## Given problem
Sift the listing for lines that hold the string "Загрузка" and pull them out.

>>

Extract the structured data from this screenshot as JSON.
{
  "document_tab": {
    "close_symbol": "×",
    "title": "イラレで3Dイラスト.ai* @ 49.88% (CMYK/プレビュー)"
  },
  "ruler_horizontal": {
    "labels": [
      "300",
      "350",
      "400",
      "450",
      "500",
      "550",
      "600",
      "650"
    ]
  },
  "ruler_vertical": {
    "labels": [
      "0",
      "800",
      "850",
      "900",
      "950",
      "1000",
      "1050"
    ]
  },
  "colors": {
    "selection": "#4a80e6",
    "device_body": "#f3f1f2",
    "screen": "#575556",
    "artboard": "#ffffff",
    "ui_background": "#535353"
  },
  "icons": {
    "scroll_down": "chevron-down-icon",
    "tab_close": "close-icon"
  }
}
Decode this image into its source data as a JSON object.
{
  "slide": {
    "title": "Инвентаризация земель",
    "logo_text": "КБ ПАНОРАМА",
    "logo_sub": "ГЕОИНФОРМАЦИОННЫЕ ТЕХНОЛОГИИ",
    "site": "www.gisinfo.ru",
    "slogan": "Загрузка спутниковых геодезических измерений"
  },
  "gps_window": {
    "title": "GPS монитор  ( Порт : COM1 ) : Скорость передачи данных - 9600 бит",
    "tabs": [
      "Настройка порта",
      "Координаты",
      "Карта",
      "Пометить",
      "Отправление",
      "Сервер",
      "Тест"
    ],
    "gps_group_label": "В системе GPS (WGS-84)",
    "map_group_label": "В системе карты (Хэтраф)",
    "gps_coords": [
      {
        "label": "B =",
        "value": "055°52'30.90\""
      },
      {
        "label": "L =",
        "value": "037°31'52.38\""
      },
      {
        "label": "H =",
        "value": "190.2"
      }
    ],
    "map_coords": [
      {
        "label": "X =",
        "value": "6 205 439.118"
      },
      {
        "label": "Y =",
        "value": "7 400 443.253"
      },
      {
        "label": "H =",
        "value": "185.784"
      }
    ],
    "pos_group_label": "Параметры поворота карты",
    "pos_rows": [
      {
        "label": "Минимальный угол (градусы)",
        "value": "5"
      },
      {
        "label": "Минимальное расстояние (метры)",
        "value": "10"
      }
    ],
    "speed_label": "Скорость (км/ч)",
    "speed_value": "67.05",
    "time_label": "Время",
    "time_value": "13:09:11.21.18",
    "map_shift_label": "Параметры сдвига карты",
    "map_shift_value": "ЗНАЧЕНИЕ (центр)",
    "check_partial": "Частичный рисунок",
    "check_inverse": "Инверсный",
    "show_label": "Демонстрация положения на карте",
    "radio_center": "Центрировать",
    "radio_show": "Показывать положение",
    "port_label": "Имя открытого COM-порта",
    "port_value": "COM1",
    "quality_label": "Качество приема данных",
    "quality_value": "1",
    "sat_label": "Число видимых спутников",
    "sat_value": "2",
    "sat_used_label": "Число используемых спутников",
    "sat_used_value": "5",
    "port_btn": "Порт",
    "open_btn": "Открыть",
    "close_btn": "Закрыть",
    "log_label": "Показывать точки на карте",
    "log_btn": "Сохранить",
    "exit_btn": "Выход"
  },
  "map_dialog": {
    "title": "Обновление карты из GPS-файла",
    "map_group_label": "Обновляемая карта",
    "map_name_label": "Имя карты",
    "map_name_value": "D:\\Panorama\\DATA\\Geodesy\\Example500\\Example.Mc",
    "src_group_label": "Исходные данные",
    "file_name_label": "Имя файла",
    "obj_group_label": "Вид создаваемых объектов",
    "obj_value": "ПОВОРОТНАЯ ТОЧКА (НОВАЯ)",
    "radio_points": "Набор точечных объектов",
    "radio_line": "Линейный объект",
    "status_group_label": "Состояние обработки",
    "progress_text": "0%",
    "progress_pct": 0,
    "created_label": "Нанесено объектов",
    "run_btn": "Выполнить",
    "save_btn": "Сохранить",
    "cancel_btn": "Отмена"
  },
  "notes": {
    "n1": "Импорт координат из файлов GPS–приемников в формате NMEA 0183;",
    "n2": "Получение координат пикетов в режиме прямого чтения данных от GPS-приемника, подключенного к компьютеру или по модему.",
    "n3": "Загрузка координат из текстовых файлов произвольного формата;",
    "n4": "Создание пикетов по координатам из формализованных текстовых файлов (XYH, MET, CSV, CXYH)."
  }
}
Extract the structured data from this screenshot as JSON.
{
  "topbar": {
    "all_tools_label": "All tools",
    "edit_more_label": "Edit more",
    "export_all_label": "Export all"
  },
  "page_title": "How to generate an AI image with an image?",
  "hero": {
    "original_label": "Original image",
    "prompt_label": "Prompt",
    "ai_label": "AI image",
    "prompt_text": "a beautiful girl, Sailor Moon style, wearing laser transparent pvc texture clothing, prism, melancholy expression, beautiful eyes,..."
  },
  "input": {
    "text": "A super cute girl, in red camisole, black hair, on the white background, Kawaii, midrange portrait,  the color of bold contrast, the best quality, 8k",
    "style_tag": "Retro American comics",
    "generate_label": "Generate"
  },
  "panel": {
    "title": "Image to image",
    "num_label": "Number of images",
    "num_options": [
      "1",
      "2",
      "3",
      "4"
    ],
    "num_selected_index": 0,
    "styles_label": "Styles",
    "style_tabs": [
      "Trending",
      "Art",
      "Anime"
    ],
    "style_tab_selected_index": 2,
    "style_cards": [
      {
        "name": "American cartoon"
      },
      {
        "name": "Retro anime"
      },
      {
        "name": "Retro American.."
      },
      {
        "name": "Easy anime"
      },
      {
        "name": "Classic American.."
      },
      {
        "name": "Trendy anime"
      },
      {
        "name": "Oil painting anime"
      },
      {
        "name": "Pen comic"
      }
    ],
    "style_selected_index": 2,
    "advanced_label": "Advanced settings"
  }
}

<<

## Response to this exercise
    "slogan": "Загрузка спутниковых геодезических измерений"
    "n3": "Загрузка координат из текстовых файлов произвольного формата;",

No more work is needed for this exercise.